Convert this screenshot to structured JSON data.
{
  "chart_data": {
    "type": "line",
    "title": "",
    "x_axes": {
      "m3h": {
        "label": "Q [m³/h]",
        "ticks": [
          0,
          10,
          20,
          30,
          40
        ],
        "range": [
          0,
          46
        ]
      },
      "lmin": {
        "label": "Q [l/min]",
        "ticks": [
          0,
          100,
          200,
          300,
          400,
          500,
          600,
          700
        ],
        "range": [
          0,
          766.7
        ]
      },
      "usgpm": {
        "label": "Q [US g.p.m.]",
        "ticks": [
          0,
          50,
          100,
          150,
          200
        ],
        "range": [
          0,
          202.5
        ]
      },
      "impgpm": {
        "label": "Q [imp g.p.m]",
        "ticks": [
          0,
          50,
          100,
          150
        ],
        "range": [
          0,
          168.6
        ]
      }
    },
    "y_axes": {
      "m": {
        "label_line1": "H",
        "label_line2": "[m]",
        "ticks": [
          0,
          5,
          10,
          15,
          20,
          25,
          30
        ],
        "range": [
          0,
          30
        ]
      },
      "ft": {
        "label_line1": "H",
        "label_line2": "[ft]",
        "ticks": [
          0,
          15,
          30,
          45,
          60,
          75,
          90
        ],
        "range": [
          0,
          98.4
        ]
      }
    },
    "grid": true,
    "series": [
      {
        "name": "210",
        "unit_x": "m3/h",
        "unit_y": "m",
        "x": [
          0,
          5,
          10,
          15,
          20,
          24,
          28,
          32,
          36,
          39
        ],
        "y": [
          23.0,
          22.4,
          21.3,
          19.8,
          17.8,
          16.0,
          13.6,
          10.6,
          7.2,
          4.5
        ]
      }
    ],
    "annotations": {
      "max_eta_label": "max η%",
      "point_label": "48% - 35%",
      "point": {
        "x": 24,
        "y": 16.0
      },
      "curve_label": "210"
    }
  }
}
━━━━━━
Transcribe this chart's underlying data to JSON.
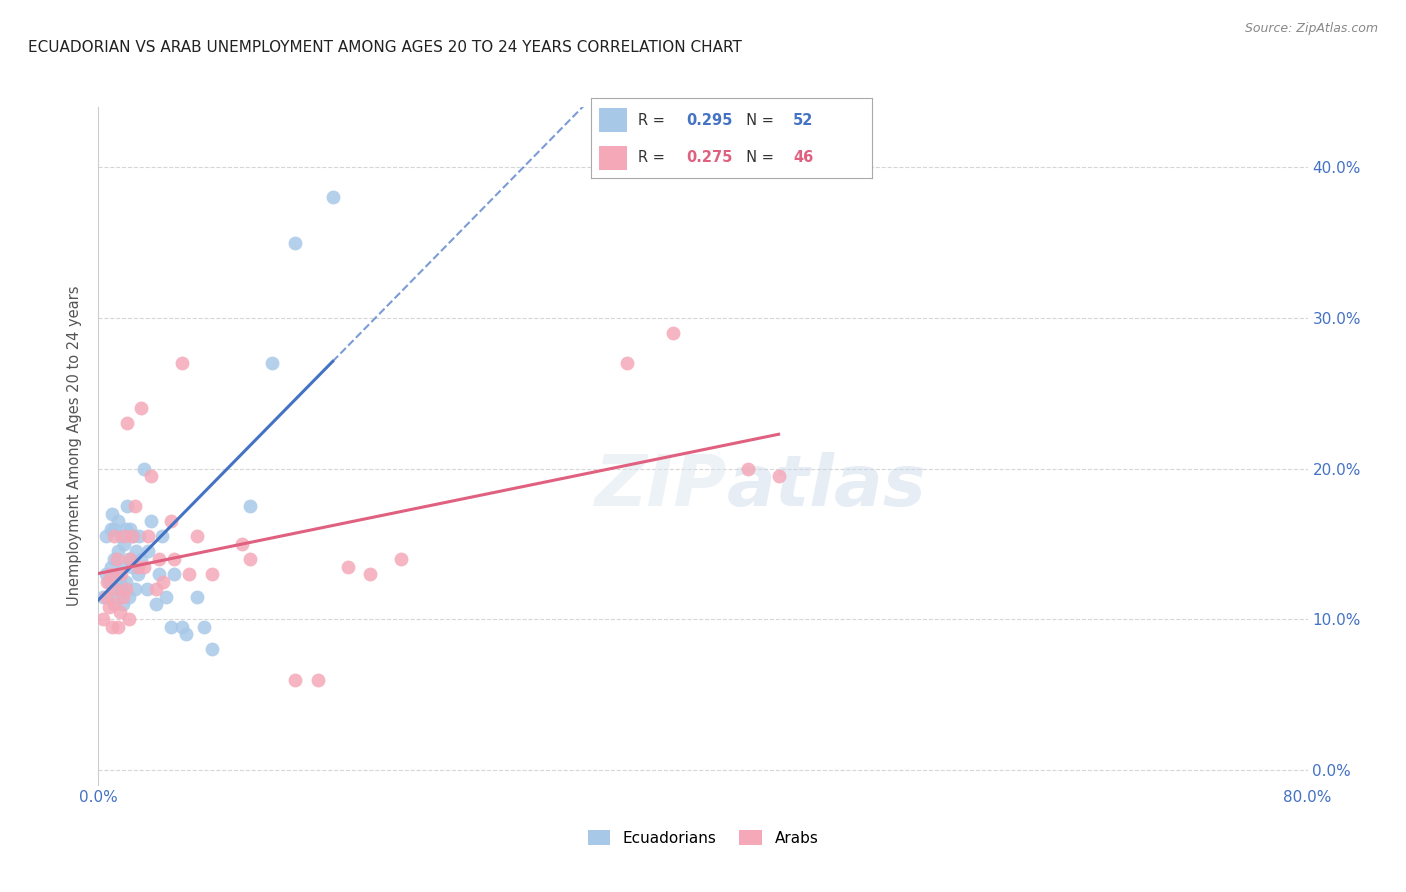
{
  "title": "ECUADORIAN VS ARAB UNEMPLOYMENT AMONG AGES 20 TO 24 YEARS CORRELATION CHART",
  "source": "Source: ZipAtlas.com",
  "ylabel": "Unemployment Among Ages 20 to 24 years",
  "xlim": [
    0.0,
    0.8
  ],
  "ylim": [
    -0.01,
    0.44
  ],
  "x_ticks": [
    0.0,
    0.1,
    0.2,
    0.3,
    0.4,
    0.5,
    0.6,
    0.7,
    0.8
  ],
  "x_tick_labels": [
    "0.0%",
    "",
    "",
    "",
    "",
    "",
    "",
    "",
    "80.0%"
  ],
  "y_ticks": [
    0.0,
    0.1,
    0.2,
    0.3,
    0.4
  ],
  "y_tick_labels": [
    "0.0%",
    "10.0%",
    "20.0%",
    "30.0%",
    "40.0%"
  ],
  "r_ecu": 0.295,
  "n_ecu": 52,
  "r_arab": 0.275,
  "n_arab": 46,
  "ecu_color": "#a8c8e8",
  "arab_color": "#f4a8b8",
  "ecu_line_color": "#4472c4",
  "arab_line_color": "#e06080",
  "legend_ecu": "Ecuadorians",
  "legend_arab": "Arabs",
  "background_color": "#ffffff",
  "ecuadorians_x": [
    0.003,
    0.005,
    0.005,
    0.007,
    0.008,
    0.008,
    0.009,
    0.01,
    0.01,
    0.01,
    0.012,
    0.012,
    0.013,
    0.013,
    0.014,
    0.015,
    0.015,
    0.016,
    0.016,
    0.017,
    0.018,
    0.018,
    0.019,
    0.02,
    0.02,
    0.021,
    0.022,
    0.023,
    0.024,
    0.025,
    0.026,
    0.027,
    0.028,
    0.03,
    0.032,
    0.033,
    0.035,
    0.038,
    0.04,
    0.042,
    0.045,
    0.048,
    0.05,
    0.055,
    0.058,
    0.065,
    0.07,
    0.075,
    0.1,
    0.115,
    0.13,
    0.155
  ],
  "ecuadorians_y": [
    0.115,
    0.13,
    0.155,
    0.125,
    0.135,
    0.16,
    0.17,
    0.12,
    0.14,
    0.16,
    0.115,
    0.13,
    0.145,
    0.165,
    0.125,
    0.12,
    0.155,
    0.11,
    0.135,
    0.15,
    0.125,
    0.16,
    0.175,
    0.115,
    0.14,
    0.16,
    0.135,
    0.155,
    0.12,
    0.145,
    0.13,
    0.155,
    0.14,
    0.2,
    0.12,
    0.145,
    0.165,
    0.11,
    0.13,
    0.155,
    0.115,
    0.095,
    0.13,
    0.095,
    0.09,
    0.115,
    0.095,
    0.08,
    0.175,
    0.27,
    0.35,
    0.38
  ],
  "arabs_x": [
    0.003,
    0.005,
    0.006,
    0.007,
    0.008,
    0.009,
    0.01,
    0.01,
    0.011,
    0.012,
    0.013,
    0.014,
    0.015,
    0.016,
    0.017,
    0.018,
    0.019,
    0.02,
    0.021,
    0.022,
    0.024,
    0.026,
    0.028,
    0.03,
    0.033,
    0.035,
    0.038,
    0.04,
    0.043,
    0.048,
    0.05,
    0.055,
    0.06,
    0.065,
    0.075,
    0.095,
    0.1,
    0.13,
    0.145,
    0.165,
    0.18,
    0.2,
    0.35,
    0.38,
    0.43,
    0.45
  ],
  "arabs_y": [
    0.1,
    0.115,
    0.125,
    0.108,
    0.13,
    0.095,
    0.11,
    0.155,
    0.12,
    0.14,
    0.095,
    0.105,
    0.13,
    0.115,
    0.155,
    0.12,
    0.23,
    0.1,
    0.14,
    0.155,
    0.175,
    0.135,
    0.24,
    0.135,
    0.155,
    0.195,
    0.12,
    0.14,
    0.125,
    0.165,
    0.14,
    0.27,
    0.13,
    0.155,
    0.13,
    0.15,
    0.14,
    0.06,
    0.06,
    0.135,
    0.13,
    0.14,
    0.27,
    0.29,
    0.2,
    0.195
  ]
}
━━━━━━
• **Exercise objective**
Some lines of the data may hold the word "this". Say how many do, with nothing else.

• **Exercise answer**
2